Search the data for the word "作为办公室人员" and copy every line where it occurs.

>> Begin DATASET ENTRIES

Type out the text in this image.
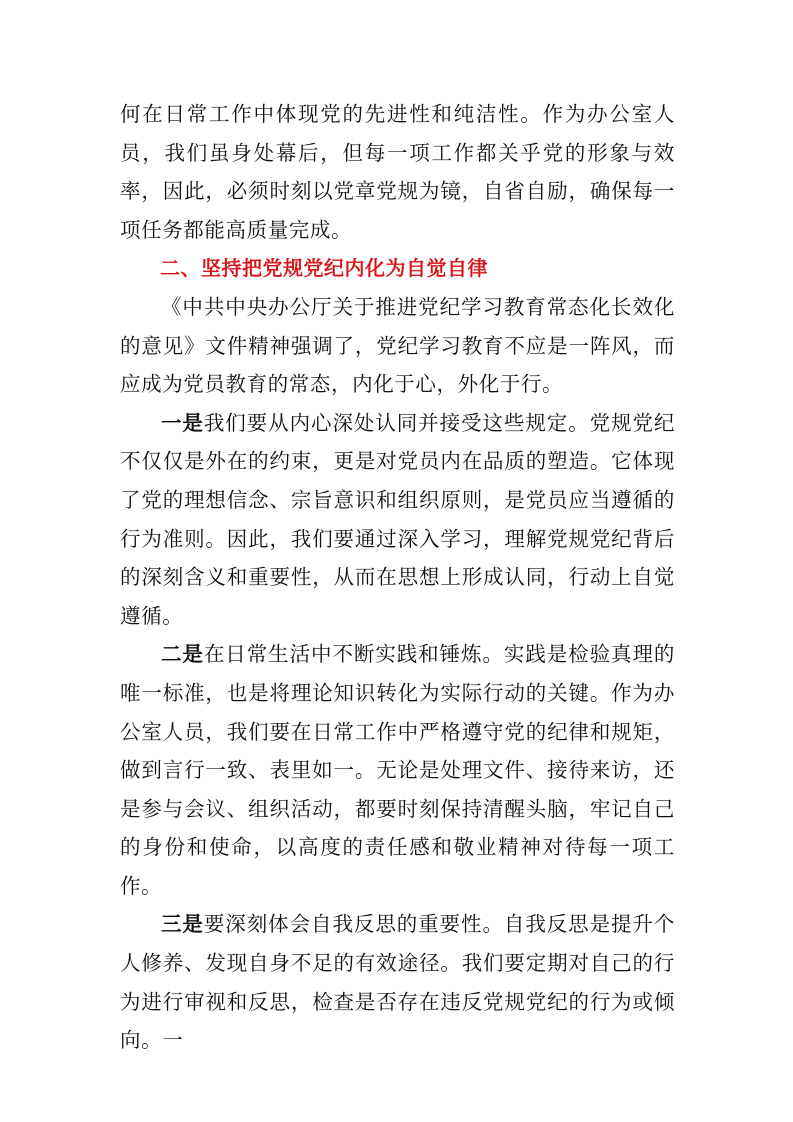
何在日常工作中体现党的先进性和纯洁性。作为办公室人员，我们虽身处幕后，但每一项工作都关乎党的形象与效率，因此，必须时刻以党章党规为镜，自省自励，确保每一项任务都能高质量完成。

二、坚持把党规党纪内化为自觉自律

《中共中央办公厅关于推进党纪学习教育常态化长效化的意见》文件精神强调了，党纪学习教育不应是一阵风，而应成为党员教育的常态，内化于心，外化于行。

一是我们要从内心深处认同并接受这些规定。党规党纪不仅仅是外在的约束，更是对党员内在品质的塑造。它体现了党的理想信念、宗旨意识和组织原则，是党员应当遵循的行为准则。因此，我们要通过深入学习，理解党规党纪背后的深刻含义和重要性，从而在思想上形成认同，行动上自觉遵循。

二是在日常生活中不断实践和锤炼。实践是检验真理的唯一标准，也是将理论知识转化为实际行动的关键。作为办公室人员，我们要在日常工作中严格遵守党的纪律和规矩，做到言行一致、表里如一。无论是处理文件、接待来访，还是参与会议、组织活动，都要时刻保持清醒头脑，牢记自己的身份和使命，以高度的责任感和敬业精神对待每一项工作。

三是要深刻体会自我反思的重要性。自我反思是提升个人修养、发现自身不足的有效途径。我们要定期对自己的行为进行审视和反思，检查是否存在违反党规党纪的行为或倾向。一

>> End DATASET ENTRIES

» **FULL RESPONSE**
何在日常工作中体现党的先进性和纯洁性。作为办公室人员，我们虽身处幕后，但每一项工作都关乎党的形象与效率，因此，必须时刻以党章党规为镜，自省自励，确保每一项任务都能高质量完成。
二是在日常生活中不断实践和锤炼。实践是检验真理的唯一标准，也是将理论知识转化为实际行动的关键。作为办公室人员，我们要在日常工作中严格遵守党的纪律和规矩，做到言行一致、表里如一。无论是处理文件、接待来访，还是参与会议、组织活动，都要时刻保持清醒头脑，牢记自己的身份和使命，以高度的责任感和敬业精神对待每一项工作。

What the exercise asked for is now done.